Other than living in a woodland—picking through poison ivy—there is no such thing as a landscape that takes care of itself. But a little redesigning and choosing good plants for the right spots can dramatically reduce unnecessary, expensive, time consuming maintenance.

Neil Odenwald, my beloved landscape professor at LSU, showed me how piling limbs and blowing leaves into neat rows to connect trees and shrubs lessened his hauling time while creating rich soil for planting ferns and other shade plants. It broke his wall-to-wall carpet of unused lawn into open pools of green connected with wide, grassy walks, while cutting his mowing time by more than fifty percent. And it all still looked good.

So last year I modified two big, necessarily open areas by covering them with materials that cost less than a new mower and now need nearly zero maintenance. One was covered with landscape fabric and topped with flat, chipped slate (could have used crushed limestone) which is weedless and easy to walk on year-round; the shaded area out back is now beautiful, practical flagstone; in both areas, sixty seconds with a leaf blower and I am done. I use smooth river rocks and metal edging strips along walks and flowerbeds to further define them and make trimming easier and neater, and to help keep grass out and mulch in.

I group all my plants, even those in containers, according to size, tolerance of sun or shade, easy maintenance, and use. Fighting the urge to personally own every flower I fancy, I rarely succumb to the allure eye-popping looks without first checking on if they will be the right size down the road, and if they will end up needing coddling, pruning, spraying, or regular replacing. If a plant in my yard becomes troublesome, or looks bad part of the year, I simply ditch it,and walk around to admire it in someone else’s garden, at their expense.

By the way, forget “plant zones” which are based entirely on average low winter temperatures; ours is the same as that of Seattle, which also gets occasional moderate freezes but cools down at night in the summer. Our plants also need to tolerate torrential rains, prolonged drought, insufferably hot muggy summer nights, and bad soils. And our inability to provide much attention in the summer.

Element position data:
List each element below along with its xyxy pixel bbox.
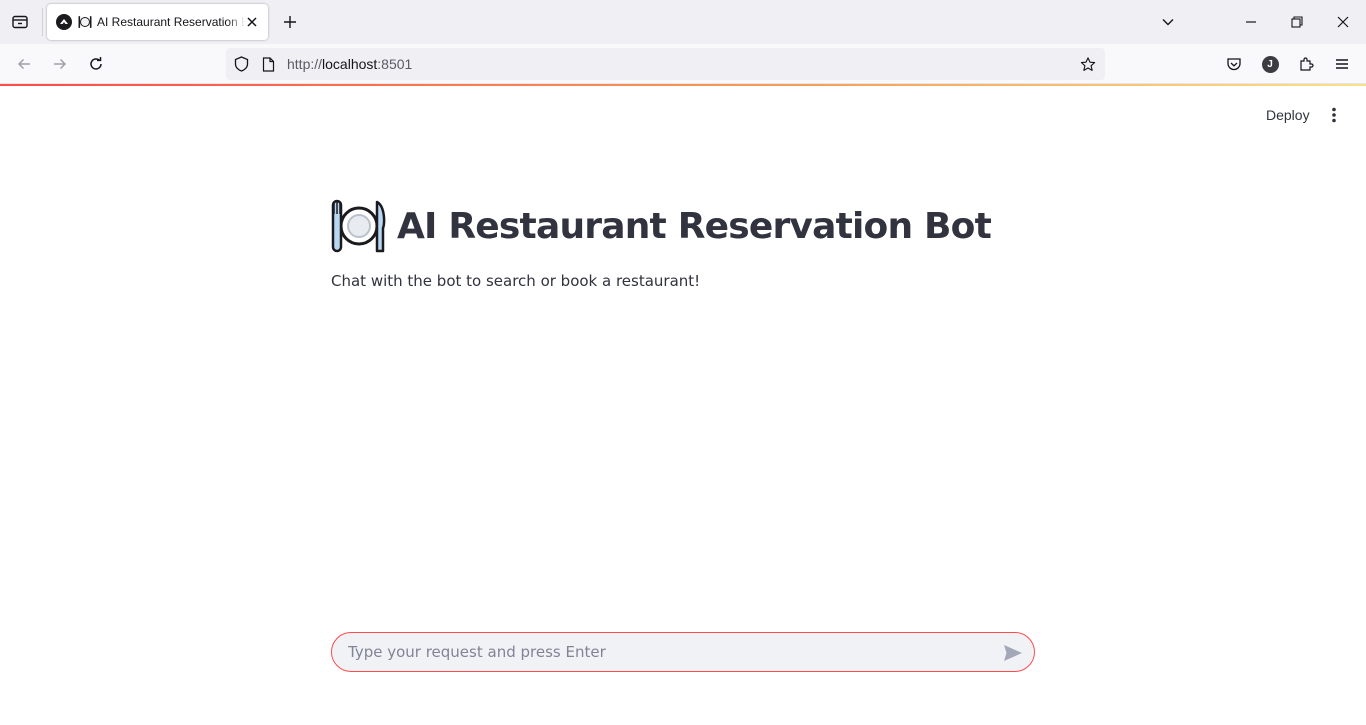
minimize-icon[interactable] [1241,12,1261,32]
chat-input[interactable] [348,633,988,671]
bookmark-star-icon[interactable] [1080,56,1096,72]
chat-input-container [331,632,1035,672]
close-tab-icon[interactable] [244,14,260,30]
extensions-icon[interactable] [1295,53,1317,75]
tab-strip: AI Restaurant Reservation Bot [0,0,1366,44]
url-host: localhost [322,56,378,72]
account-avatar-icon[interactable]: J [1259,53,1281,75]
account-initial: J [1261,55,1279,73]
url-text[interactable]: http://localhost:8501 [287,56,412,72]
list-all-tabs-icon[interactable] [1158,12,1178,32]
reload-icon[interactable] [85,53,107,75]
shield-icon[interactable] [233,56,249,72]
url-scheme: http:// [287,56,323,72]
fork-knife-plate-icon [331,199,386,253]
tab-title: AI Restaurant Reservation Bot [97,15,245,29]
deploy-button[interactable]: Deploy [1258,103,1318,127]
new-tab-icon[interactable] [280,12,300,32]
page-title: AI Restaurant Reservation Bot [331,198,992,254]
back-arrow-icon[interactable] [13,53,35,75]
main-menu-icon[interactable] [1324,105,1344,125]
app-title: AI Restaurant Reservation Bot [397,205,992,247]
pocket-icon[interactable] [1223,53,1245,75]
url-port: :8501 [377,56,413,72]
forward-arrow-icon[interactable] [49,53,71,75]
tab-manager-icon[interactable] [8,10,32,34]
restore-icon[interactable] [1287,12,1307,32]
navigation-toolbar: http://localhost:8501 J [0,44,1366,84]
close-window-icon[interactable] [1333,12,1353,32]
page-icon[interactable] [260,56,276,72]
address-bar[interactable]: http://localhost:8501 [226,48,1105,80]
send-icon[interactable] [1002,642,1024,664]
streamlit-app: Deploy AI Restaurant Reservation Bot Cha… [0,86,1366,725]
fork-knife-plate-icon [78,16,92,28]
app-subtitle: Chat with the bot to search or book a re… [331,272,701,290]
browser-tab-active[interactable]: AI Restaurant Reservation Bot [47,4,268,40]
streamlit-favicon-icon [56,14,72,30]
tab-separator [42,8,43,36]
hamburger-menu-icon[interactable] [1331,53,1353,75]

EXERCISE SET:
**A)** In one to three sentences, explain why the landscaping passage says to forget plant zones.
**B)** Write out the stretch of the landscaping passage from "By the way, forget" through "attention in the summer.".

THE RESPONSES:
**A)** Plant zones are based entirely on average low winter temperatures, and the writer's zone is the same as Seattle's, even though Seattle cools down at night in the summer. Plants where the writer lives must also tolerate torrential rains, prolonged drought, hot muggy summer nights, bad soils, and little attention in the summer.

**B)**
By the way, forget “plant zones” which are based entirely on average low winter temperatures; ours is the same as that of Seattle, which also gets occasional moderate freezes but cools down at night in the summer. Our plants also need to tolerate torrential rains, prolonged drought, insufferably hot muggy summer nights, and bad soils. And our inability to provide much attention in the summer.